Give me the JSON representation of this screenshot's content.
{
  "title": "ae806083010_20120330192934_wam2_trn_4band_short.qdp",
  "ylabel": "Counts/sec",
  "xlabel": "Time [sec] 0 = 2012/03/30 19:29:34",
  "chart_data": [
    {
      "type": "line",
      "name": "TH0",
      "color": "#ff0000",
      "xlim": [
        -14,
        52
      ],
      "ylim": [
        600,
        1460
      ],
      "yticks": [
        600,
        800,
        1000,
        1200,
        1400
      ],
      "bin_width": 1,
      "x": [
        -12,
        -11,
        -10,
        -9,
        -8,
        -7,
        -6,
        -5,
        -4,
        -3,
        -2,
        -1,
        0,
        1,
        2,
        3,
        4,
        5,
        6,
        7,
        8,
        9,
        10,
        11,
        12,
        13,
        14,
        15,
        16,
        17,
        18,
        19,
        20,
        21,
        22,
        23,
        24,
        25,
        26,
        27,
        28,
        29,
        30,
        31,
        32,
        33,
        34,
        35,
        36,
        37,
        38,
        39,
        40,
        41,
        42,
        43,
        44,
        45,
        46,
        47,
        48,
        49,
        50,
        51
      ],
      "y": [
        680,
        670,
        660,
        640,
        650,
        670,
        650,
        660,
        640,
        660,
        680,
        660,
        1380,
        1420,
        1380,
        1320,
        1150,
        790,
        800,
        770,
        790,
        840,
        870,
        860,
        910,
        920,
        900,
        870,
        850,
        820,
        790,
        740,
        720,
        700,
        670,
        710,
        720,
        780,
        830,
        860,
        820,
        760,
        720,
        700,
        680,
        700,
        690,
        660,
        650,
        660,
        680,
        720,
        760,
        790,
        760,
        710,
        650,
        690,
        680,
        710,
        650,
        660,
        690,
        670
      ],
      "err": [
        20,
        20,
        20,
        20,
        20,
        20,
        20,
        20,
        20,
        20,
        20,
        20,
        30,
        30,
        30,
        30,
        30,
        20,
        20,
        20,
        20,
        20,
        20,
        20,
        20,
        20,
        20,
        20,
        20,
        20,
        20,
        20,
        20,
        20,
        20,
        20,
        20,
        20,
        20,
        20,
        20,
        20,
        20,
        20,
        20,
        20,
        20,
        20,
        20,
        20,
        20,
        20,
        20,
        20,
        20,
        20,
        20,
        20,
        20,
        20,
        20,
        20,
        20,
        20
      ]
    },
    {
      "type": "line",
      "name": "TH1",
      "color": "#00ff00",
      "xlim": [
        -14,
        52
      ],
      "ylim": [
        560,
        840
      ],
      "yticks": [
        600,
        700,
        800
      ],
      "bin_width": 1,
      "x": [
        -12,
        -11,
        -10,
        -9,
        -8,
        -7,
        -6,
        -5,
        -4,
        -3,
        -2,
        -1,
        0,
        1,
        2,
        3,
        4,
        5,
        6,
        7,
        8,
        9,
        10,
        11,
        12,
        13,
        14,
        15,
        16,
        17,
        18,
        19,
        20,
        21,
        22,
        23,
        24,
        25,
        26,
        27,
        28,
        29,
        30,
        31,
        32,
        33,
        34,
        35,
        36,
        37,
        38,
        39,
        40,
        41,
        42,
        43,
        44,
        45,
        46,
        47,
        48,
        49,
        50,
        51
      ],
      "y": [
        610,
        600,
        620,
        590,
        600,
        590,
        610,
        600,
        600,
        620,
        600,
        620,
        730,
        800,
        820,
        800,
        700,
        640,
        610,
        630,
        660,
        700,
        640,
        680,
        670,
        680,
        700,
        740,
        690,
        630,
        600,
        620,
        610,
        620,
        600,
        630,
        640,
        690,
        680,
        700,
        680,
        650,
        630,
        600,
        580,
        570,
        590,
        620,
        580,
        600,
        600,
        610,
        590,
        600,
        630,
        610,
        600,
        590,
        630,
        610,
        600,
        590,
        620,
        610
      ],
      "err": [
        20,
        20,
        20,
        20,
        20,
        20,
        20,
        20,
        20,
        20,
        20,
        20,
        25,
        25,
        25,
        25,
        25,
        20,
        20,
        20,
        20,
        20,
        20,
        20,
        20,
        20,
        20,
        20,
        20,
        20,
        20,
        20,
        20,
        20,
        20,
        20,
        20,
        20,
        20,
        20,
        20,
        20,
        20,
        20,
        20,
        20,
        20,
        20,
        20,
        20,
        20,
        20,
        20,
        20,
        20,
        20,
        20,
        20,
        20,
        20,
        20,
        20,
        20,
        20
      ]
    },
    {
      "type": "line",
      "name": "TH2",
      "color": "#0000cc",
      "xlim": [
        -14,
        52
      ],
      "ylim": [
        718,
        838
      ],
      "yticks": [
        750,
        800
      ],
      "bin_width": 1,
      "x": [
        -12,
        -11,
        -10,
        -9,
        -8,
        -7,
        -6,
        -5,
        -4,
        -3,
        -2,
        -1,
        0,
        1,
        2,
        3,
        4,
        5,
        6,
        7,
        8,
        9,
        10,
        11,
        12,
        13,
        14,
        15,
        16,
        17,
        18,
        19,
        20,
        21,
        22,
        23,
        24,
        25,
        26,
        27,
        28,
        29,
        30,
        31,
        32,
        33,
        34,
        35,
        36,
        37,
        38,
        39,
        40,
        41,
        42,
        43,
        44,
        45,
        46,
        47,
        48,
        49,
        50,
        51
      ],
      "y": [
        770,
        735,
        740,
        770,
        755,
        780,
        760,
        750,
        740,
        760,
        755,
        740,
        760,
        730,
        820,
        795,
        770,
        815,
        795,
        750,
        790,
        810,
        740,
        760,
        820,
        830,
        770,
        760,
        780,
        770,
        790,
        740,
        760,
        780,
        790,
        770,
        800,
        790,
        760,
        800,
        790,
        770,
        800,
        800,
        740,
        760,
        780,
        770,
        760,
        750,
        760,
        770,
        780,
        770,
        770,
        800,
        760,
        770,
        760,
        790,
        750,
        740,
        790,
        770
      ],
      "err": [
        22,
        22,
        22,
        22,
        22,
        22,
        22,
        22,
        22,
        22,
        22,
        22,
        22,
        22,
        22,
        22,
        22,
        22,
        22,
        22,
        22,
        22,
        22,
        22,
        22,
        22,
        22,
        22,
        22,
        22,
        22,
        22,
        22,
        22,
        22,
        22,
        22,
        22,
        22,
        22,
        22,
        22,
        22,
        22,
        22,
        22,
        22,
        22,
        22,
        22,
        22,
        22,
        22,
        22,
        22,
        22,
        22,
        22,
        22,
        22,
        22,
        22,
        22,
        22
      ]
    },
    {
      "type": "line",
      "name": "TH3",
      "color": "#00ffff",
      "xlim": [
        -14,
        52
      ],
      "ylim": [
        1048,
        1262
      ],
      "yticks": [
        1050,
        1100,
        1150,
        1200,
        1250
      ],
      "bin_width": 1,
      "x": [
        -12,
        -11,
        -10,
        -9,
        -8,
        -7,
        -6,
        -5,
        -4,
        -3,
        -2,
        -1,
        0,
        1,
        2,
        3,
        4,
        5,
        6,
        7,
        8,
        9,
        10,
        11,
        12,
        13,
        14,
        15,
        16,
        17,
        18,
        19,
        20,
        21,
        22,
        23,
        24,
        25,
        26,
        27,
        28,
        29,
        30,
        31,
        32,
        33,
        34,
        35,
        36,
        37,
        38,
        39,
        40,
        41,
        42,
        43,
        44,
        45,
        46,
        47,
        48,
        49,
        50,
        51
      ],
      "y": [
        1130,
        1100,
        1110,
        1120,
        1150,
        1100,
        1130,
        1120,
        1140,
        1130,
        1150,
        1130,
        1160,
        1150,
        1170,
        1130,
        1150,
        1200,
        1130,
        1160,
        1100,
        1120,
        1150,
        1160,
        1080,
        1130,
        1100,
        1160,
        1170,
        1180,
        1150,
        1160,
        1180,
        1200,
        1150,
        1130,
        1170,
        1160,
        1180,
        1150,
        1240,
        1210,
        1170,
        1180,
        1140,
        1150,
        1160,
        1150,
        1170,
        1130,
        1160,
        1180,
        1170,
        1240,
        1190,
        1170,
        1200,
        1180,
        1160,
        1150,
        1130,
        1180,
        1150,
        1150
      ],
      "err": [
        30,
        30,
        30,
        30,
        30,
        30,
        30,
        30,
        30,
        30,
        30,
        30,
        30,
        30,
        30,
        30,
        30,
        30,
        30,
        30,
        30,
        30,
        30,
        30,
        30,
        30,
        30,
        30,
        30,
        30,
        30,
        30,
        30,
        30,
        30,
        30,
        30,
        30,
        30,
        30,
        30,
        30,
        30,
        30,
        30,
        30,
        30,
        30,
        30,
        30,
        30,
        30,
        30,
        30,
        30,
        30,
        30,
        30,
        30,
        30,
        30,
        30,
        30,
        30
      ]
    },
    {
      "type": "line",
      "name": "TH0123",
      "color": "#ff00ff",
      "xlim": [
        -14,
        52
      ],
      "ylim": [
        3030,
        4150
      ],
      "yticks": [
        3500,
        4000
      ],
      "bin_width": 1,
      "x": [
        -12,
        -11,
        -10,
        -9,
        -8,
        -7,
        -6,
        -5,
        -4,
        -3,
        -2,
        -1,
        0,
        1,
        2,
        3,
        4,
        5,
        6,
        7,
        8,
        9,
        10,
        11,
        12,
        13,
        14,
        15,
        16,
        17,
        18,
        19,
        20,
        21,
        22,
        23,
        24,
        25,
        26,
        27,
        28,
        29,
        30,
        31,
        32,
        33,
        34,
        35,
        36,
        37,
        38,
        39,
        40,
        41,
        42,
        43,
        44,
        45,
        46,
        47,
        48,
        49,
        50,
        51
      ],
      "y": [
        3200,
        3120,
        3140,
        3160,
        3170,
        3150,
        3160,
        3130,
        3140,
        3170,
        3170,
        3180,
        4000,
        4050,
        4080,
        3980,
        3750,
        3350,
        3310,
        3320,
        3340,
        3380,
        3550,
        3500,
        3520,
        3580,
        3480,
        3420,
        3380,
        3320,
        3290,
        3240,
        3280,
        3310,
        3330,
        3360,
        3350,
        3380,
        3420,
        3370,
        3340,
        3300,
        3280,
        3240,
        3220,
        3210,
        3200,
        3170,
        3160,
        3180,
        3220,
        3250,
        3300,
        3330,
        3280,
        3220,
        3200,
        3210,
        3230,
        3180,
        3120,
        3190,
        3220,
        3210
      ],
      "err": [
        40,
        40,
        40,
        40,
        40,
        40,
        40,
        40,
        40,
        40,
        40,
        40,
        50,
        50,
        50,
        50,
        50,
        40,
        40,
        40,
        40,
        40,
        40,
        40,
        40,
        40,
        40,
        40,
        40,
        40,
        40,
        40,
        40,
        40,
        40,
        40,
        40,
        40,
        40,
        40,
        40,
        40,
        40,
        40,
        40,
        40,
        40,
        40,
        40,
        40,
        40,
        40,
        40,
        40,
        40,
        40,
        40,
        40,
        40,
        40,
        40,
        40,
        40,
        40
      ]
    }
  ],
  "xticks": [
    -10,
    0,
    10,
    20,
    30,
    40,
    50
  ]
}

•••

**Exercise instructions**
Your answer should be a single number: the count of lines in the material above that contain "color".

**Solution**
5